=== The exercise ===
Gather all lines in the entries below that include the word "screenshot".

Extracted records
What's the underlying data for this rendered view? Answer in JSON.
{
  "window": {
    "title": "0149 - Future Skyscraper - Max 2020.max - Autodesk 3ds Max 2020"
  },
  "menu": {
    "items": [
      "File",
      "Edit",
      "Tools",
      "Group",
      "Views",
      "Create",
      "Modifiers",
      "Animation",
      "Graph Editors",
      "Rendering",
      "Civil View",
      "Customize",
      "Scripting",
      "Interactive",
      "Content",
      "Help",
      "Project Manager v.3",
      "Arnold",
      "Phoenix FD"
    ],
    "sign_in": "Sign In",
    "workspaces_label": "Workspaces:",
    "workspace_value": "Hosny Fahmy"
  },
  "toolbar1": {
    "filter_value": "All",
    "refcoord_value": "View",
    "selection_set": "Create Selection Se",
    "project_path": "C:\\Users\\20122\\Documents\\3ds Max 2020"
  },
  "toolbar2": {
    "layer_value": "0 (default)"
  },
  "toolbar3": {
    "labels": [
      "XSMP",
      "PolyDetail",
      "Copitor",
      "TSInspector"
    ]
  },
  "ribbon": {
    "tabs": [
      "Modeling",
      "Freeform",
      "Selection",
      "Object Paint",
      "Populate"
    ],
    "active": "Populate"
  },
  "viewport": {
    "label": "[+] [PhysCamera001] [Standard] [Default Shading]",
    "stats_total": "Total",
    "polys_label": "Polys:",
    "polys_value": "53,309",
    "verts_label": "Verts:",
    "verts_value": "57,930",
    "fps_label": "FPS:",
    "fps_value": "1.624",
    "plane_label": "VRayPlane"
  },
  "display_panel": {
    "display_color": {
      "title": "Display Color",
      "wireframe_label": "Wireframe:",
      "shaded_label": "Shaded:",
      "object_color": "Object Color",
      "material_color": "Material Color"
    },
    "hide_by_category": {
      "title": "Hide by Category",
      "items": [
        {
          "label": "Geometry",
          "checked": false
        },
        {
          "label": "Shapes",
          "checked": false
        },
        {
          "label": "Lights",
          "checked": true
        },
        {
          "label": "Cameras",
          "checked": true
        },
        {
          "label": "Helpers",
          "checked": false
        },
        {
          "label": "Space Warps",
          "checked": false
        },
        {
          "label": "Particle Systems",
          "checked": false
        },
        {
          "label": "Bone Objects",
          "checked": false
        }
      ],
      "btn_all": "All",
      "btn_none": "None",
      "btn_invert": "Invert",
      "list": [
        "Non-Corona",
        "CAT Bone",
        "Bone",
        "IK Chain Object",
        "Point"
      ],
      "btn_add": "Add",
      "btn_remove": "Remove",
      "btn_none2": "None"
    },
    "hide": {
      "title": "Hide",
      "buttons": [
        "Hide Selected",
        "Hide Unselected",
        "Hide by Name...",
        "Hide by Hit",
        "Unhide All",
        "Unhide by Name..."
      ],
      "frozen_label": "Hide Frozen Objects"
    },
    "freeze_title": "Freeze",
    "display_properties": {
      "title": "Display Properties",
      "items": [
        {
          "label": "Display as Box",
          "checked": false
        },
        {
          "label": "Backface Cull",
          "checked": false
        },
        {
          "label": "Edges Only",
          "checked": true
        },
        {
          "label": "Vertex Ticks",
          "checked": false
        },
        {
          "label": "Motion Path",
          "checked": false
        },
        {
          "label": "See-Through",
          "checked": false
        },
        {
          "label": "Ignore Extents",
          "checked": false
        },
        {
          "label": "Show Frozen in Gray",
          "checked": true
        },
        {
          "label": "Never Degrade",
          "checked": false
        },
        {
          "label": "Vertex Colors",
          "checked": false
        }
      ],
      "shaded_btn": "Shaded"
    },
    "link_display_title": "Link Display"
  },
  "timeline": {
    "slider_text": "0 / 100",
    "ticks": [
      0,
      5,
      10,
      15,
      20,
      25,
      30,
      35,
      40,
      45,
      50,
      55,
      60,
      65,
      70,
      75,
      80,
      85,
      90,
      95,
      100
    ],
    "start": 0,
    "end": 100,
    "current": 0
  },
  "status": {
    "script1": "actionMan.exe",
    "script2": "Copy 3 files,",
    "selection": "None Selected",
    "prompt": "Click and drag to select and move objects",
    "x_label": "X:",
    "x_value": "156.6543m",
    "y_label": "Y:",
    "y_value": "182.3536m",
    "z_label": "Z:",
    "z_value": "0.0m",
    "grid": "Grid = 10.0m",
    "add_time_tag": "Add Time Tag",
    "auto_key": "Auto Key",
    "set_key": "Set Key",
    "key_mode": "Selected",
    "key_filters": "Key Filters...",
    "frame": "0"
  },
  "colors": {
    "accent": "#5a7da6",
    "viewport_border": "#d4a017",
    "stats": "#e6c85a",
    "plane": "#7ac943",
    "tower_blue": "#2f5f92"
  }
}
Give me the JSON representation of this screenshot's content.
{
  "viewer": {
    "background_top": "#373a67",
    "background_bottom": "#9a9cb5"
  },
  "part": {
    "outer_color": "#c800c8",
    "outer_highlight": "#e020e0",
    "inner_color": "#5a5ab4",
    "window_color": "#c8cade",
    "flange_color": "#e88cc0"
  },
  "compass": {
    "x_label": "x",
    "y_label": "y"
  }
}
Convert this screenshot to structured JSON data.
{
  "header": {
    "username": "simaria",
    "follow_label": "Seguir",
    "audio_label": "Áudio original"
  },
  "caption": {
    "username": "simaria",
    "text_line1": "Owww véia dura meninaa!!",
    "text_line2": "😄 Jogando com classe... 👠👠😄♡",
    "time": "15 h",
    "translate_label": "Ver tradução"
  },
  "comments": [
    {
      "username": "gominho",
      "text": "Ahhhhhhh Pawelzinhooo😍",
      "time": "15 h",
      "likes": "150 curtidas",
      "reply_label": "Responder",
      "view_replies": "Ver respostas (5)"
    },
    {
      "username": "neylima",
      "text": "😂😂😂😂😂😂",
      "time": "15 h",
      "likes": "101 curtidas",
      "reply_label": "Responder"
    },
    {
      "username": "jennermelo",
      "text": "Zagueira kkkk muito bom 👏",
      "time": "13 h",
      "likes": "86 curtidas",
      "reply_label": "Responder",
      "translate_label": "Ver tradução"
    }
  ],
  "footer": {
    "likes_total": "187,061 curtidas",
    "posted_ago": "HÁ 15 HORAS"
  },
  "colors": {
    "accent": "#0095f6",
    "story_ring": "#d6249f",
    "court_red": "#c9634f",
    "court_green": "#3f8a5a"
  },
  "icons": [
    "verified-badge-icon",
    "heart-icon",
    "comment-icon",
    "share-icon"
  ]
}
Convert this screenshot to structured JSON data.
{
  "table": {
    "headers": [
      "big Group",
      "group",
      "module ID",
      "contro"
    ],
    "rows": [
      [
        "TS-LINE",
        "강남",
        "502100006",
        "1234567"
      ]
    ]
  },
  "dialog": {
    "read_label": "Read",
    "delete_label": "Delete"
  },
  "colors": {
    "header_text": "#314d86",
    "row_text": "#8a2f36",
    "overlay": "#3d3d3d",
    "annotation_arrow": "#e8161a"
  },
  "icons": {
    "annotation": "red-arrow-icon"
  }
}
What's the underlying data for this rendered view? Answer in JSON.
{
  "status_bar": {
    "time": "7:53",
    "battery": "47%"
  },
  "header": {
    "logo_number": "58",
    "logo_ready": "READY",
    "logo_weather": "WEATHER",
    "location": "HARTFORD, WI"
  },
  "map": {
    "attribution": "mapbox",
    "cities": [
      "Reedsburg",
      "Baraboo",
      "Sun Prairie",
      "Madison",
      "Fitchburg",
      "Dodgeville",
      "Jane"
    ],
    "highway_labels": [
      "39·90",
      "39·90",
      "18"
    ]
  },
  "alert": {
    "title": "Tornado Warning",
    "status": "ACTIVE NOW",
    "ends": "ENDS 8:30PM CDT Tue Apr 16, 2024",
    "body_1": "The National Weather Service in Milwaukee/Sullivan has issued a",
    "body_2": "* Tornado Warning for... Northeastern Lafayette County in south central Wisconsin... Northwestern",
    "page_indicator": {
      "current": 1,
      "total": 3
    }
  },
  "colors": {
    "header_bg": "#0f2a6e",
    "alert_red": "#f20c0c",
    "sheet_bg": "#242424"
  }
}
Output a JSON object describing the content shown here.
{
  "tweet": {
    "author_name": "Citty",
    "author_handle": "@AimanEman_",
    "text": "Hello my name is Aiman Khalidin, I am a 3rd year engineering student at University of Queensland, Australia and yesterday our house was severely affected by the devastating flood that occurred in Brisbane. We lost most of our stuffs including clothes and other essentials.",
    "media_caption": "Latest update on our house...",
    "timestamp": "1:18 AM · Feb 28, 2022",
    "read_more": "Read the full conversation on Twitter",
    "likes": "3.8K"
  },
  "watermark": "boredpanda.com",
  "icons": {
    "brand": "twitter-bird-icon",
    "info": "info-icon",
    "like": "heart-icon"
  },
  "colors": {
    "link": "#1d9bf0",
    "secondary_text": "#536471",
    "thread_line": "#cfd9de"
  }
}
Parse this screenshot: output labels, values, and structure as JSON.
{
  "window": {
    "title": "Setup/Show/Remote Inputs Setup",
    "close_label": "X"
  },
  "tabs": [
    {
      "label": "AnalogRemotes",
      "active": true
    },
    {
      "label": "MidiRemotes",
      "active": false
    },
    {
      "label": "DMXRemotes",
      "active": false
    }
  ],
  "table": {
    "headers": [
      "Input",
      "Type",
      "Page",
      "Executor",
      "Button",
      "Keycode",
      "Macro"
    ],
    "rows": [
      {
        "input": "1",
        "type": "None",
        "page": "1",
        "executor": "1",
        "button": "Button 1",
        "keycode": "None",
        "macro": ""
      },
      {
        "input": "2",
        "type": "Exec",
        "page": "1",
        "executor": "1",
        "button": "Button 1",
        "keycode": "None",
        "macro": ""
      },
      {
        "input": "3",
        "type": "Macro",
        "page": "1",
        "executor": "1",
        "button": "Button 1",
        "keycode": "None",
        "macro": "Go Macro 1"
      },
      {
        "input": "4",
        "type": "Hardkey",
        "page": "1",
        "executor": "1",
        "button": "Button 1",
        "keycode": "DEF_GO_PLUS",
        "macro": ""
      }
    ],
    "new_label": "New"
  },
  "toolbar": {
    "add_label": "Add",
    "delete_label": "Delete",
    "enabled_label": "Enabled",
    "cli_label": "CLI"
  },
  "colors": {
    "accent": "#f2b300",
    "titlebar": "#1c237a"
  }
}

=== Solution ===
Give me the JSON representation of this screenshot's content.
Convert this screenshot to structured JSON data.
Convert this screenshot to structured JSON data.
Parse this screenshot: output labels, values, and structure as JSON.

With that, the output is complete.